Records from a collection:
# # # # # # #

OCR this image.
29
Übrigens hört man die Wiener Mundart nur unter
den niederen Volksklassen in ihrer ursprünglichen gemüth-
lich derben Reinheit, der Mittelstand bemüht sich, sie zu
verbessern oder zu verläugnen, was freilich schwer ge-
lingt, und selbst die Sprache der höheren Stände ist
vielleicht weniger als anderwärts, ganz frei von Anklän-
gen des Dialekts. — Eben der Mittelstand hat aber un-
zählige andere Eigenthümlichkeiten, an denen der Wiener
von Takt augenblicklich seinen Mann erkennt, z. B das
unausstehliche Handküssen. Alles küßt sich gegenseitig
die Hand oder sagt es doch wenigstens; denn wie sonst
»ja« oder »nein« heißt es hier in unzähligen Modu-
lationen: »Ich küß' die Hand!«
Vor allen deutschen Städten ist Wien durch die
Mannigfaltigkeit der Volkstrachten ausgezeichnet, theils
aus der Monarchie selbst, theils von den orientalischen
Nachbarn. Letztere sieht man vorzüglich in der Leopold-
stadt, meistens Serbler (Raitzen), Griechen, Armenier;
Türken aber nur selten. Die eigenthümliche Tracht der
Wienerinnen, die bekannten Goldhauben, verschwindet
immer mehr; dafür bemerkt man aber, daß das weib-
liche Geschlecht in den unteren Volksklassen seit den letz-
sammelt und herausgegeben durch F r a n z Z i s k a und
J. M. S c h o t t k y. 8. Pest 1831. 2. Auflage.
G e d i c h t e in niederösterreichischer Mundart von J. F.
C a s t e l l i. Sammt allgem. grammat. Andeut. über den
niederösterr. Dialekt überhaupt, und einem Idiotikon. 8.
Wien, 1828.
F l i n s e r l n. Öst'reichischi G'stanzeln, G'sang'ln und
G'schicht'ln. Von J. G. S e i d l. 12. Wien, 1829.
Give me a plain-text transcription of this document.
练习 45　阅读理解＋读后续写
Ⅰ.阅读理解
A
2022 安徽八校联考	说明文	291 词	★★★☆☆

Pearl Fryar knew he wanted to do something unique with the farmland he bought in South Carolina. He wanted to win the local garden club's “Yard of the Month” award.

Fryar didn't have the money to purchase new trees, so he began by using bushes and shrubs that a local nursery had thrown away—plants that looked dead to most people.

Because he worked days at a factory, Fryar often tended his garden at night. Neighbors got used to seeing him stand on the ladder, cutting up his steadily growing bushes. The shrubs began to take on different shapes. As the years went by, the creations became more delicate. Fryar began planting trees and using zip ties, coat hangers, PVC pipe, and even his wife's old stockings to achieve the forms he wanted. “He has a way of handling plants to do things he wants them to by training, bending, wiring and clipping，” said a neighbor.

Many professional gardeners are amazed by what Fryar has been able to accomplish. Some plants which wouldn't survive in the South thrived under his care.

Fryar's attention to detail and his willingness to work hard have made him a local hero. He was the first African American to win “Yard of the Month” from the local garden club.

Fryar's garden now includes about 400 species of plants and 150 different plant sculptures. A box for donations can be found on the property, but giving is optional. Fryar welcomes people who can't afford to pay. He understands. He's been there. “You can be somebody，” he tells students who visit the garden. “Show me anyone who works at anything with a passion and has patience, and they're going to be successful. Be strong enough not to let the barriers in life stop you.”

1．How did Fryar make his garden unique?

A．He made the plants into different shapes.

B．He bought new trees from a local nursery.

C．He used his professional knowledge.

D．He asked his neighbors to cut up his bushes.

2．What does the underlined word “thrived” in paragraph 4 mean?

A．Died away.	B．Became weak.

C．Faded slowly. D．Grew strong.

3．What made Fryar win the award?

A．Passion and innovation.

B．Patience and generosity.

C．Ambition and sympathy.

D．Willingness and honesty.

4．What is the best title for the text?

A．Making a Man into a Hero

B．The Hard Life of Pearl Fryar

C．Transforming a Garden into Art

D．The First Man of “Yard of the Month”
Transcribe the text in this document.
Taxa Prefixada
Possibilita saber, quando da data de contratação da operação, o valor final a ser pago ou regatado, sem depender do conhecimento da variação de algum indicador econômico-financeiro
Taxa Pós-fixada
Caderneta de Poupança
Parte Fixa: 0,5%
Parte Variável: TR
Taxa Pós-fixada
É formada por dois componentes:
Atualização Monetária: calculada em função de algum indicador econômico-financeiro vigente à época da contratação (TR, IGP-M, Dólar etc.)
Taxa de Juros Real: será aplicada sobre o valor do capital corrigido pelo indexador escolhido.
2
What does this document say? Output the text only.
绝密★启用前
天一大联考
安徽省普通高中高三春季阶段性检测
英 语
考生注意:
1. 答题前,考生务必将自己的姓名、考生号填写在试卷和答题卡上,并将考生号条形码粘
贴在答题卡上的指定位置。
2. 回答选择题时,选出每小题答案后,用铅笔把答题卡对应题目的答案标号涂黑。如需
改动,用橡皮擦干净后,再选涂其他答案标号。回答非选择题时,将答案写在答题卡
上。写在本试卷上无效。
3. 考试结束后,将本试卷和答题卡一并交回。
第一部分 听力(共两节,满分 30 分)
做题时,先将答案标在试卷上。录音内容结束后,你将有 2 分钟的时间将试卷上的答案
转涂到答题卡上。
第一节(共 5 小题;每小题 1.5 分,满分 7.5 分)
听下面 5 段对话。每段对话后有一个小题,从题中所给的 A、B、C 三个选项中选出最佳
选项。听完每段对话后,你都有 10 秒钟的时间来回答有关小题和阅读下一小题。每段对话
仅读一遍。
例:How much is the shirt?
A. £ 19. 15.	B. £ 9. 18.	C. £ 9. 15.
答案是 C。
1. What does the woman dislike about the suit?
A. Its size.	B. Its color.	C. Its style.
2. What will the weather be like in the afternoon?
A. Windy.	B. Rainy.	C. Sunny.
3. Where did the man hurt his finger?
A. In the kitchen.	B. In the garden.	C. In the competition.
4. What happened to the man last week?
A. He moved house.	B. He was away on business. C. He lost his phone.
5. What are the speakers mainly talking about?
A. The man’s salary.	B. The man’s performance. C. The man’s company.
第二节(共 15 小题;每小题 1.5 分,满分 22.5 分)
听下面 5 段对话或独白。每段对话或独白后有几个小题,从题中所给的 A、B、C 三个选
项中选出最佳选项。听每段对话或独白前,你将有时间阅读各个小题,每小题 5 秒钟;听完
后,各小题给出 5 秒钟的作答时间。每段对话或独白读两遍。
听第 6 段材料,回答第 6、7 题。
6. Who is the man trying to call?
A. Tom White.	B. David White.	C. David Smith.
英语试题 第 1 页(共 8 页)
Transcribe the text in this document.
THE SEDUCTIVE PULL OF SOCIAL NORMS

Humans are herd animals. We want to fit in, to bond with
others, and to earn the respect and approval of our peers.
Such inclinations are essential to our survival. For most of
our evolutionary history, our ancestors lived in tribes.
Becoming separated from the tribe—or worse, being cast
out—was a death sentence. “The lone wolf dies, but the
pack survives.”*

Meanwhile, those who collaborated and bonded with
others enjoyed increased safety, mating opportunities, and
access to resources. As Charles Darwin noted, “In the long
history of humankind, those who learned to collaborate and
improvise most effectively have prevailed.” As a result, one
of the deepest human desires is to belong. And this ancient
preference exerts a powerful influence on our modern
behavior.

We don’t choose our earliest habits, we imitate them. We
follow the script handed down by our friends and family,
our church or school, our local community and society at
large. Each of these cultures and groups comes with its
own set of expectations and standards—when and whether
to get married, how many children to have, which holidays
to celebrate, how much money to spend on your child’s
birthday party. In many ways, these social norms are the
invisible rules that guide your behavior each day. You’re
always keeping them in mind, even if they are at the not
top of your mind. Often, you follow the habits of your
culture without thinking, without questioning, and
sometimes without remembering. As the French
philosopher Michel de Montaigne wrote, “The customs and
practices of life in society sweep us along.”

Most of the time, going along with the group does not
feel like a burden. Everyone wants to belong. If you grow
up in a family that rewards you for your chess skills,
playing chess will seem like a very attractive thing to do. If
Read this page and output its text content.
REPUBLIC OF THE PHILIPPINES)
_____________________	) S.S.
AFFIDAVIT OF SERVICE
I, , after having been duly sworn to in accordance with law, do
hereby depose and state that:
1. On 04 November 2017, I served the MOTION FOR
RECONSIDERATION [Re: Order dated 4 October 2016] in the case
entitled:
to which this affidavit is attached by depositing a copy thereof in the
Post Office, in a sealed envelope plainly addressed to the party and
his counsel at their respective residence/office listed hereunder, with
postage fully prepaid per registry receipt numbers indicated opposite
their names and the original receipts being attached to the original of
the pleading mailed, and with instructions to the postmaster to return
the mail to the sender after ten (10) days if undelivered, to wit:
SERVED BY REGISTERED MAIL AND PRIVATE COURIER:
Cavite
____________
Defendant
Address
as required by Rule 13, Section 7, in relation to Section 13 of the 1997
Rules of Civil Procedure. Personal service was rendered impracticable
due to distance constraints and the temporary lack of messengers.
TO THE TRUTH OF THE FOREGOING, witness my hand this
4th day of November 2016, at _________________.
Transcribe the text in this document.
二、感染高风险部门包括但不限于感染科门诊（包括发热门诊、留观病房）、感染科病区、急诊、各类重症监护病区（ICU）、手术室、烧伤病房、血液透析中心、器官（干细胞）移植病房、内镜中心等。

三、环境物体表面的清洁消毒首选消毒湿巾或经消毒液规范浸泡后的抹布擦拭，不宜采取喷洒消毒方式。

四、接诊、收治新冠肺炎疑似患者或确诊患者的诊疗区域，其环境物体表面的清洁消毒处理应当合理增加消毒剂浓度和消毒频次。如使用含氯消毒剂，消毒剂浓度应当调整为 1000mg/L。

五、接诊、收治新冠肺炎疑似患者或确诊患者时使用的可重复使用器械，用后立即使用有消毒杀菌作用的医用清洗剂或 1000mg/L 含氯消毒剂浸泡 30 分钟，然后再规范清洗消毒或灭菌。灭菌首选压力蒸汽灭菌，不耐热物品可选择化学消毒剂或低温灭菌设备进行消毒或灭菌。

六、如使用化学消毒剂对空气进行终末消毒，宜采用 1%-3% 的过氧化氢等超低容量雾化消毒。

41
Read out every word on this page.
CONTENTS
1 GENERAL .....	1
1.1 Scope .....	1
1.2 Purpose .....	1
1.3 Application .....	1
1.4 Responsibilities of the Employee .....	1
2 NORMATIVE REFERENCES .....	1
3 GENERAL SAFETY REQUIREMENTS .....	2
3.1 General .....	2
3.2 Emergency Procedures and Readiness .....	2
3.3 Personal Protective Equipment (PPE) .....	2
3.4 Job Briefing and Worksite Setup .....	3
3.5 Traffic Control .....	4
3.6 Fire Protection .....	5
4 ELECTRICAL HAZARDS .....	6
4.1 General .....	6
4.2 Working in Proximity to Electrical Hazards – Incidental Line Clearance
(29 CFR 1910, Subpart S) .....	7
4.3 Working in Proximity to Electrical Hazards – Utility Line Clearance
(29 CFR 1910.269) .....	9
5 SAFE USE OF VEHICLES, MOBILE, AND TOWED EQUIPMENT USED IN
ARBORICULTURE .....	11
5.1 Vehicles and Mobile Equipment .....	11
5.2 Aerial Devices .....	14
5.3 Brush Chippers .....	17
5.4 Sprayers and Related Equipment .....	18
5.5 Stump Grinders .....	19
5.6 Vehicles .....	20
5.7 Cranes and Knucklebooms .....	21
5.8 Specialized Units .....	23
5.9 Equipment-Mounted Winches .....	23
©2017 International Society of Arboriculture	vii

# # # # # # #

SHORT PROBLEM: Gather each line from the listing above that holds "been".

FINAL RESULT:
Many professional gardeners are amazed by what Fryar has been able to accomplish. Some plants which wouldn't survive in the South thrived under his care.
Fryar's garden now includes about 400 species of plants and 150 different plant sculptures. A box for donations can be found on the property, but giving is optional. Fryar welcomes people who can't afford to pay. He understands. He's been there. “You can be somebody，” he tells students who visit the garden. “Show me anyone who works at anything with a passion and has patience, and they're going to be successful. Be strong enough not to let the barriers in life stop you.”
I, , after having been duly sworn to in accordance with law, do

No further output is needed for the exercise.